▶ _TASK OBJECTIVE_
Extract the complete listing and output it unchanged.

▶ _MATERIAL SUPPLIED_
========
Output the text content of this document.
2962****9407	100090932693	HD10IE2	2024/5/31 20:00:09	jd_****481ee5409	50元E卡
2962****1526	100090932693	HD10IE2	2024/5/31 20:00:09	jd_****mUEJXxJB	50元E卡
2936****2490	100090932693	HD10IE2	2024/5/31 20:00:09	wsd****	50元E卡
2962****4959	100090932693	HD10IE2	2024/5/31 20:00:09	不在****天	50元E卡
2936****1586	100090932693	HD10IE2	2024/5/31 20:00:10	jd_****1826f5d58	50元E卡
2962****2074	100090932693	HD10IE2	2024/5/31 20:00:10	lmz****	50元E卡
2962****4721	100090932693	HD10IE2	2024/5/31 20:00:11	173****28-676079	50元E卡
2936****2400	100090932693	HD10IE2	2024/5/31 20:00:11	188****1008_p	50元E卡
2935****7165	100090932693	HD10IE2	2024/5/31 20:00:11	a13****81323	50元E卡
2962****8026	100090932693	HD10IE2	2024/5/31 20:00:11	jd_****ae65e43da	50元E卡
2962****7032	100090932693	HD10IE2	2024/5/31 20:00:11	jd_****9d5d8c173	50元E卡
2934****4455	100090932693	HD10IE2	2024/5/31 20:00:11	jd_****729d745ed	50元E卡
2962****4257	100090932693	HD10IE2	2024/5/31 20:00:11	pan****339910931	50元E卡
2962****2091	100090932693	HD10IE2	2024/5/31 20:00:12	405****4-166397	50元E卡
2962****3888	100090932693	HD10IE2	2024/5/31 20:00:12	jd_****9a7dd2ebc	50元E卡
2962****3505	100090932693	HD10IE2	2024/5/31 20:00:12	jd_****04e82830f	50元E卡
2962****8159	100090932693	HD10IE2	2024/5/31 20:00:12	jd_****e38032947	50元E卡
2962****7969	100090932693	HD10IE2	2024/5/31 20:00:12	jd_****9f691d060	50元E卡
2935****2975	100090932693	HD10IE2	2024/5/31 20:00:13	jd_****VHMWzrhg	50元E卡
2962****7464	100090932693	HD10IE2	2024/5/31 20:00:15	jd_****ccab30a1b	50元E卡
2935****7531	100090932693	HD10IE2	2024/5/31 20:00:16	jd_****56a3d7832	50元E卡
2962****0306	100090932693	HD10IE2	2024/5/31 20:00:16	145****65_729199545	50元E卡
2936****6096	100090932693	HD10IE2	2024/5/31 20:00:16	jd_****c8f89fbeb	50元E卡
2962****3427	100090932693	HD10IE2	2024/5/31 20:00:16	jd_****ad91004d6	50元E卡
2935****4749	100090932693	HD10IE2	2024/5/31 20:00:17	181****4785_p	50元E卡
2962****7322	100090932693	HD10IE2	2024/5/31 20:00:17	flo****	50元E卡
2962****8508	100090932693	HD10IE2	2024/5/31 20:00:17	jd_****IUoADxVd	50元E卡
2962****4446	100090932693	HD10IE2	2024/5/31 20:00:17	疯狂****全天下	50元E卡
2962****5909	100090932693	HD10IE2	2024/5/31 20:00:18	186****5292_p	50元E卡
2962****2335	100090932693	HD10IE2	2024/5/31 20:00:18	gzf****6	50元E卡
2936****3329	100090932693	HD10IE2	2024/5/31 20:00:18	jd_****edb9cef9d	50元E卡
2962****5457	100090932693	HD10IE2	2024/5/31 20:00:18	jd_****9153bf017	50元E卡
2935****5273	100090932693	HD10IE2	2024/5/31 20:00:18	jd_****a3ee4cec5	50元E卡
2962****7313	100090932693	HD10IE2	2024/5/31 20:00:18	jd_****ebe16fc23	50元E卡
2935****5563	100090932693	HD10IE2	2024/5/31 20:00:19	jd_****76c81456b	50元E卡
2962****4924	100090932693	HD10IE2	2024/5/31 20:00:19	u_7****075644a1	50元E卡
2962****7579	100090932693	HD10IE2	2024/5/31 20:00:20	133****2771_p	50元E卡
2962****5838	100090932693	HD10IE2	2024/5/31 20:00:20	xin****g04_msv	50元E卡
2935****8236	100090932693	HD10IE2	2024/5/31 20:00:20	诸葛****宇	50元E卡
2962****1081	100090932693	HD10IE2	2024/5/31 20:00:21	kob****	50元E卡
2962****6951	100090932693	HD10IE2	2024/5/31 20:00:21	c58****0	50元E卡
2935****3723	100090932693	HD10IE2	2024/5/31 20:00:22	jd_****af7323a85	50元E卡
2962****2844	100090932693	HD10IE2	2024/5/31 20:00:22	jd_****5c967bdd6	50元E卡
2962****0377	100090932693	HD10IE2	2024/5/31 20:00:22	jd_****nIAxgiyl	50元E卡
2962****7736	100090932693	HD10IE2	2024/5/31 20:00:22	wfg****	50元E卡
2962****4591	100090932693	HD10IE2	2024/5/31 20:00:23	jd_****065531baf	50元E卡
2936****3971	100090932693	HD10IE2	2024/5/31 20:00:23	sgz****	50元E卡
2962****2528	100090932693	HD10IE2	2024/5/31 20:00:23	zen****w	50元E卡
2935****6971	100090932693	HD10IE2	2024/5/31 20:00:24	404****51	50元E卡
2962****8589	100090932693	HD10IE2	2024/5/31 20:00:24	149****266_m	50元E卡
========
▶ _SOLUTION TO THIS TASK_
Output the text content of this document.
2962****9407	100090932693	HD10IE2	2024/5/31 20:00:09	jd_****481ee5409	50元E卡
2962****1526	100090932693	HD10IE2	2024/5/31 20:00:09	jd_****mUEJXxJB	50元E卡
2936****2490	100090932693	HD10IE2	2024/5/31 20:00:09	wsd****	50元E卡
2962****4959	100090932693	HD10IE2	2024/5/31 20:00:09	不在****天	50元E卡
2936****1586	100090932693	HD10IE2	2024/5/31 20:00:10	jd_****1826f5d58	50元E卡
2962****2074	100090932693	HD10IE2	2024/5/31 20:00:10	lmz****	50元E卡
2962****4721	100090932693	HD10IE2	2024/5/31 20:00:11	173****28-676079	50元E卡
2936****2400	100090932693	HD10IE2	2024/5/31 20:00:11	188****1008_p	50元E卡
2935****7165	100090932693	HD10IE2	2024/5/31 20:00:11	a13****81323	50元E卡
2962****8026	100090932693	HD10IE2	2024/5/31 20:00:11	jd_****ae65e43da	50元E卡
2962****7032	100090932693	HD10IE2	2024/5/31 20:00:11	jd_****9d5d8c173	50元E卡
2934****4455	100090932693	HD10IE2	2024/5/31 20:00:11	jd_****729d745ed	50元E卡
2962****4257	100090932693	HD10IE2	2024/5/31 20:00:11	pan****339910931	50元E卡
2962****2091	100090932693	HD10IE2	2024/5/31 20:00:12	405****4-166397	50元E卡
2962****3888	100090932693	HD10IE2	2024/5/31 20:00:12	jd_****9a7dd2ebc	50元E卡
2962****3505	100090932693	HD10IE2	2024/5/31 20:00:12	jd_****04e82830f	50元E卡
2962****8159	100090932693	HD10IE2	2024/5/31 20:00:12	jd_****e38032947	50元E卡
2962****7969	100090932693	HD10IE2	2024/5/31 20:00:12	jd_****9f691d060	50元E卡
2935****2975	100090932693	HD10IE2	2024/5/31 20:00:13	jd_****VHMWzrhg	50元E卡
2962****7464	100090932693	HD10IE2	2024/5/31 20:00:15	jd_****ccab30a1b	50元E卡
2935****7531	100090932693	HD10IE2	2024/5/31 20:00:16	jd_****56a3d7832	50元E卡
2962****0306	100090932693	HD10IE2	2024/5/31 20:00:16	145****65_729199545	50元E卡
2936****6096	100090932693	HD10IE2	2024/5/31 20:00:16	jd_****c8f89fbeb	50元E卡
2962****3427	100090932693	HD10IE2	2024/5/31 20:00:16	jd_****ad91004d6	50元E卡
2935****4749	100090932693	HD10IE2	2024/5/31 20:00:17	181****4785_p	50元E卡
2962****7322	100090932693	HD10IE2	2024/5/31 20:00:17	flo****	50元E卡
2962****8508	100090932693	HD10IE2	2024/5/31 20:00:17	jd_****IUoADxVd	50元E卡
2962****4446	100090932693	HD10IE2	2024/5/31 20:00:17	疯狂****全天下	50元E卡
2962****5909	100090932693	HD10IE2	2024/5/31 20:00:18	186****5292_p	50元E卡
2962****2335	100090932693	HD10IE2	2024/5/31 20:00:18	gzf****6	50元E卡
2936****3329	100090932693	HD10IE2	2024/5/31 20:00:18	jd_****edb9cef9d	50元E卡
2962****5457	100090932693	HD10IE2	2024/5/31 20:00:18	jd_****9153bf017	50元E卡
2935****5273	100090932693	HD10IE2	2024/5/31 20:00:18	jd_****a3ee4cec5	50元E卡
2962****7313	100090932693	HD10IE2	2024/5/31 20:00:18	jd_****ebe16fc23	50元E卡
2935****5563	100090932693	HD10IE2	2024/5/31 20:00:19	jd_****76c81456b	50元E卡
2962****4924	100090932693	HD10IE2	2024/5/31 20:00:19	u_7****075644a1	50元E卡
2962****7579	100090932693	HD10IE2	2024/5/31 20:00:20	133****2771_p	50元E卡
2962****5838	100090932693	HD10IE2	2024/5/31 20:00:20	xin****g04_msv	50元E卡
2935****8236	100090932693	HD10IE2	2024/5/31 20:00:20	诸葛****宇	50元E卡
2962****1081	100090932693	HD10IE2	2024/5/31 20:00:21	kob****	50元E卡
2962****6951	100090932693	HD10IE2	2024/5/31 20:00:21	c58****0	50元E卡
2935****3723	100090932693	HD10IE2	2024/5/31 20:00:22	jd_****af7323a85	50元E卡
2962****2844	100090932693	HD10IE2	2024/5/31 20:00:22	jd_****5c967bdd6	50元E卡
2962****0377	100090932693	HD10IE2	2024/5/31 20:00:22	jd_****nIAxgiyl	50元E卡
2962****7736	100090932693	HD10IE2	2024/5/31 20:00:22	wfg****	50元E卡
2962****4591	100090932693	HD10IE2	2024/5/31 20:00:23	jd_****065531baf	50元E卡
2936****3971	100090932693	HD10IE2	2024/5/31 20:00:23	sgz****	50元E卡
2962****2528	100090932693	HD10IE2	2024/5/31 20:00:23	zen****w	50元E卡
2935****6971	100090932693	HD10IE2	2024/5/31 20:00:24	404****51	50元E卡
2962****8589	100090932693	HD10IE2	2024/5/31 20:00:24	149****266_m	50元E卡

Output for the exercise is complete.